O que se pede:
1 > Enumere todos os nomes de lugares mencionados no texto sobre a pesca na costa.
2 > Reescreva o trecho do texto sobre a pesca na costa que começa em "Quando o mar" e termina em "que se veja.", trocando "praial" por "areal".
3 > Escreva a continuação do texto sobre a pesca na costa a partir do ponto em que ele termina.

Texto do documento:

>>>

Mais ou menos a meio do praial, há um conjunto de pedras, quase sempre submersas, só se descobre uma delas, em marés muito grandes, chamada Pedra do Tesal, um bom pesqueiro, dependendo, ainda assim, da forma como estão os “secos”, as coroas de areia, que se movimentam continuamente.
Quando o mar está mesmo calmo, é hora de ir para Afife, que tem um praial com muitos secos e muitas correntes. Se o mar puxa um bocadinho não há quem aguente as linhas na água. No entanto, acho que em Afife, o peixe é na generalidade maior que nos outros locais, nomeadamente, em Moledo onde é raro tirar-se peixe grande em quantidade que se veja.
O ano passado por terem apanhado meia dúzia de peixes grandes, até fizeram uma reportagem no Jornal de Notícias. Em Afife isso acontece com mais frequência, tem o problema que é mais difícil lá pescar. A mim já me aconteceu de fazer dois ou três lançamentos, concluir que não vale a pena pois a água corre muito, desmontar tudo e vir embora.

<<<

Excerto de origem:

>>>

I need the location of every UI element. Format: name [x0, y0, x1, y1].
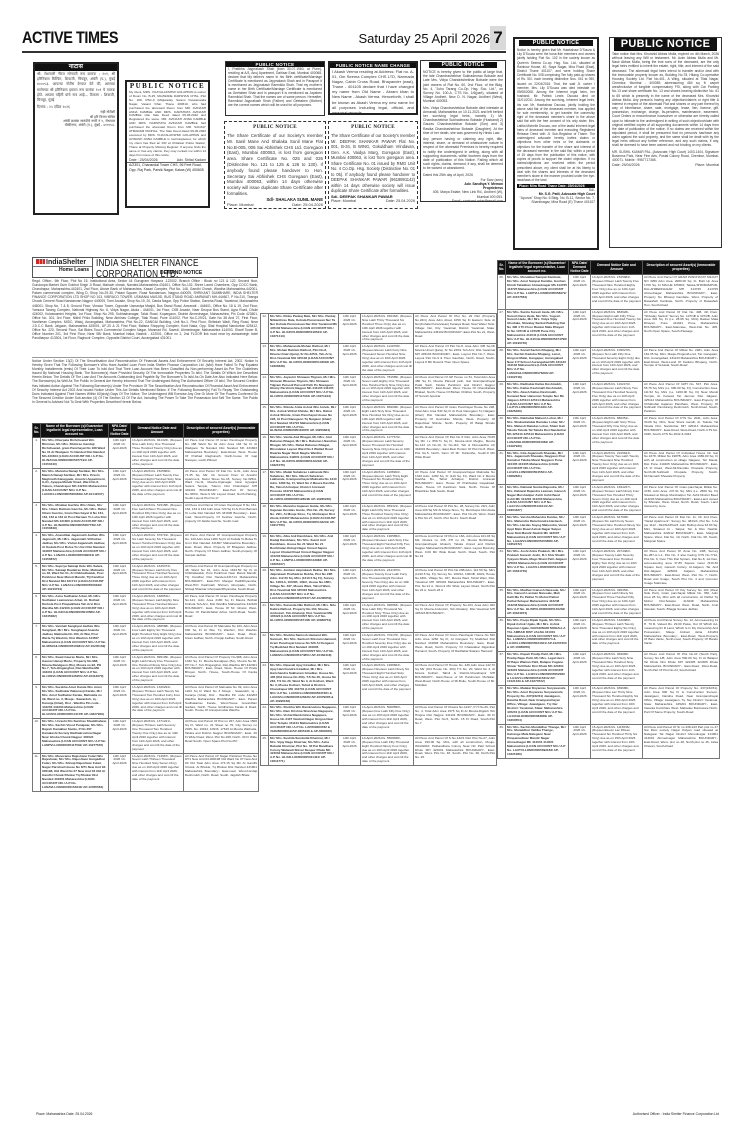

<<<

Respostas do exercício:
1 > Pedra do Tesal, Afife, Moledo

2 >
Quando o mar está mesmo calmo, é hora de ir para Afife, que tem um areal com muitos secos e muitas correntes. Se o mar puxa um bocadinho não há quem aguente as linhas na água. No entanto, acho que em Afife, o peixe é na generalidade maior que nos outros locais, nomeadamente, em Moledo onde é raro tirar-se peixe grande em quantidade que se veja.

3 >
Esta praia tem duas entradas, a norte pelo Carvalho e a sul pela Mariana, local muito conhecido da malta do surf; eu utilizo ambas, mas prefiro ir pelo Carvalho pois é um local mais frequentado, tem o restaurante e fico mais tranquilo, no que respeita ao carro.

Eu ia contar-vos uma pescaria, mas entretanto perdi-me e estou para aqui a divagar sobre pesqueiros, como se vocês não os conhecessem.
Dizia eu, que numa determinada fase da minha vida, tinha alguma disponibilidade acrescida para me dedicar à pesca. Normalmente preparava as coisas e saía no final da tarde para fazer o pôr-do-sol e uma ou duas horas depois de anoitecer.
Quem não achava muita piada a esta actividade era a minha mulher, que embirrava com o facto de eu sair, mais ou menos quando ela chegava do trabalho. Não gostava, mas comia o peixe!
Estávamos no Outono, o mês de Novembro tinha começado chuvoso e o mar era uma ressaca constante. Os barcos não saíam para o mar há mais de um mês, não havia forma de amainar o sudoeste. A chuva e o vento já tinham feito estragos, todos os dias se via na televisão, ora inundava aqui, ora caía qualquer coisa ali.
De súbito, o vento vira a noroeste e começa a limpar, o mar cai bastante, o sol brilha a espaços e divide o céu com as nuvens, ainda ameaçadoras.
Quando cheguei a casa a meio da tarde, olhei para o praial e vi dois ou três a pescar na Pedra do Tesal. Pensei cá para mim, “a água está escura e parece que não corre, não está nada mal”. À distância, não reconheci quem lá pescava, mas achei que valia a pena investigar.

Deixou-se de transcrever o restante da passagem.